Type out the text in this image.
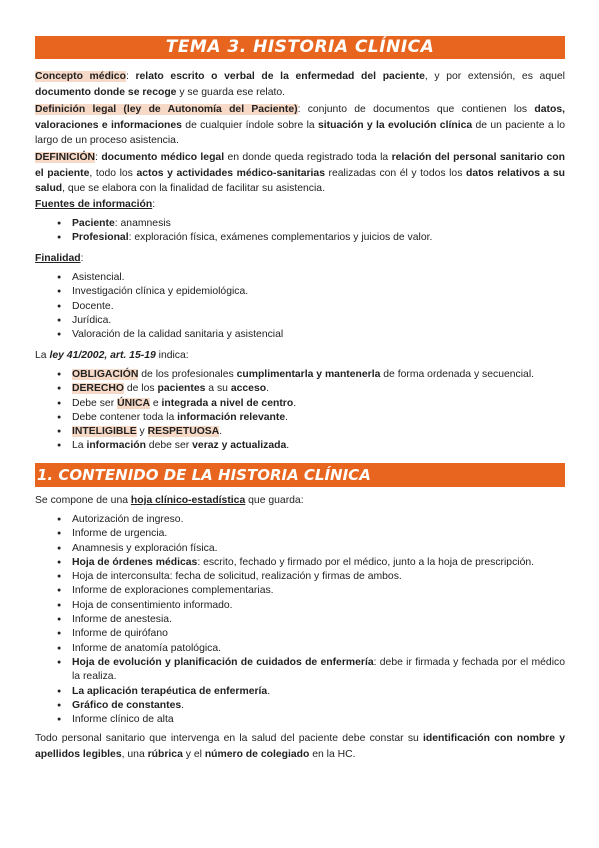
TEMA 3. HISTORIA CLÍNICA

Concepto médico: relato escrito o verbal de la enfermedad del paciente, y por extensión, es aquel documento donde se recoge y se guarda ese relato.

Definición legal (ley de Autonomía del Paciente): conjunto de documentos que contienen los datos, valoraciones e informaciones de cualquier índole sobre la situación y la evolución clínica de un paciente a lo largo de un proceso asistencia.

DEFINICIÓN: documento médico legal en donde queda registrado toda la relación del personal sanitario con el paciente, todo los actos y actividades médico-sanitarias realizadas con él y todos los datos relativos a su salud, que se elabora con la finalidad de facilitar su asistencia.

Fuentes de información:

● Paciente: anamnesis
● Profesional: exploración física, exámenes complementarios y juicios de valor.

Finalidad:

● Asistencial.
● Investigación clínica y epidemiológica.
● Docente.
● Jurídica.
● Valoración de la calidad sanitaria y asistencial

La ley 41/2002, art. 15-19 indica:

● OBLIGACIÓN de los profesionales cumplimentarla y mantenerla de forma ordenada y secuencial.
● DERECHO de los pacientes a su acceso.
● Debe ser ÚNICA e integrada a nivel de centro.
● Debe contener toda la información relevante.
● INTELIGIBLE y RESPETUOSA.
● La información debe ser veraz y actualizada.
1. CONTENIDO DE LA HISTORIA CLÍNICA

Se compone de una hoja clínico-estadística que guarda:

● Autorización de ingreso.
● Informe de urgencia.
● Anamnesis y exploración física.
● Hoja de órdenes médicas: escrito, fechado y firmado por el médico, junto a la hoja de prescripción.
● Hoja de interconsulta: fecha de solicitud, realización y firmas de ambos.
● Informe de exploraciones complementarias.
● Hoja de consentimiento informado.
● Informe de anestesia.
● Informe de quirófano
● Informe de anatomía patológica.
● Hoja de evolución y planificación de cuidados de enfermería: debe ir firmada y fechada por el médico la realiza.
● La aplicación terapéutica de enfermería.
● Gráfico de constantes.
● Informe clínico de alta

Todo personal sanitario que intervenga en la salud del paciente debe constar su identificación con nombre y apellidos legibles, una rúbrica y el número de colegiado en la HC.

• • • • •

§ **AIM OF THE EXERCISE**: From the listing above, print every entry precisely and drop the pictures.

§ **ANSWER TO THIS TASK**:
Type out the text in this image.
TEMA 3. HISTORIA CLÍNICA

Concepto médico: relato escrito o verbal de la enfermedad del paciente, y por extensión, es aquel documento donde se recoge y se guarda ese relato.

Definición legal (ley de Autonomía del Paciente): conjunto de documentos que contienen los datos, valoraciones e informaciones de cualquier índole sobre la situación y la evolución clínica de un paciente a lo largo de un proceso asistencia.

DEFINICIÓN: documento médico legal en donde queda registrado toda la relación del personal sanitario con el paciente, todo los actos y actividades médico-sanitarias realizadas con él y todos los datos relativos a su salud, que se elabora con la finalidad de facilitar su asistencia.

Fuentes de información:

● Paciente: anamnesis
● Profesional: exploración física, exámenes complementarios y juicios de valor.

Finalidad:

● Asistencial.
● Investigación clínica y epidemiológica.
● Docente.
● Jurídica.
● Valoración de la calidad sanitaria y asistencial

La ley 41/2002, art. 15-19 indica:

● OBLIGACIÓN de los profesionales cumplimentarla y mantenerla de forma ordenada y secuencial.
● DERECHO de los pacientes a su acceso.
● Debe ser ÚNICA e integrada a nivel de centro.
● Debe contener toda la información relevante.
● INTELIGIBLE y RESPETUOSA.
● La información debe ser veraz y actualizada.
1. CONTENIDO DE LA HISTORIA CLÍNICA

Se compone de una hoja clínico-estadística que guarda:

● Autorización de ingreso.
● Informe de urgencia.
● Anamnesis y exploración física.
● Hoja de órdenes médicas: escrito, fechado y firmado por el médico, junto a la hoja de prescripción.
● Hoja de interconsulta: fecha de solicitud, realización y firmas de ambos.
● Informe de exploraciones complementarias.
● Hoja de consentimiento informado.
● Informe de anestesia.
● Informe de quirófano
● Informe de anatomía patológica.
● Hoja de evolución y planificación de cuidados de enfermería: debe ir firmada y fechada por el médico la realiza.
● La aplicación terapéutica de enfermería.
● Gráfico de constantes.
● Informe clínico de alta

Todo personal sanitario que intervenga en la salud del paciente debe constar su identificación con nombre y apellidos legibles, una rúbrica y el número de colegiado en la HC.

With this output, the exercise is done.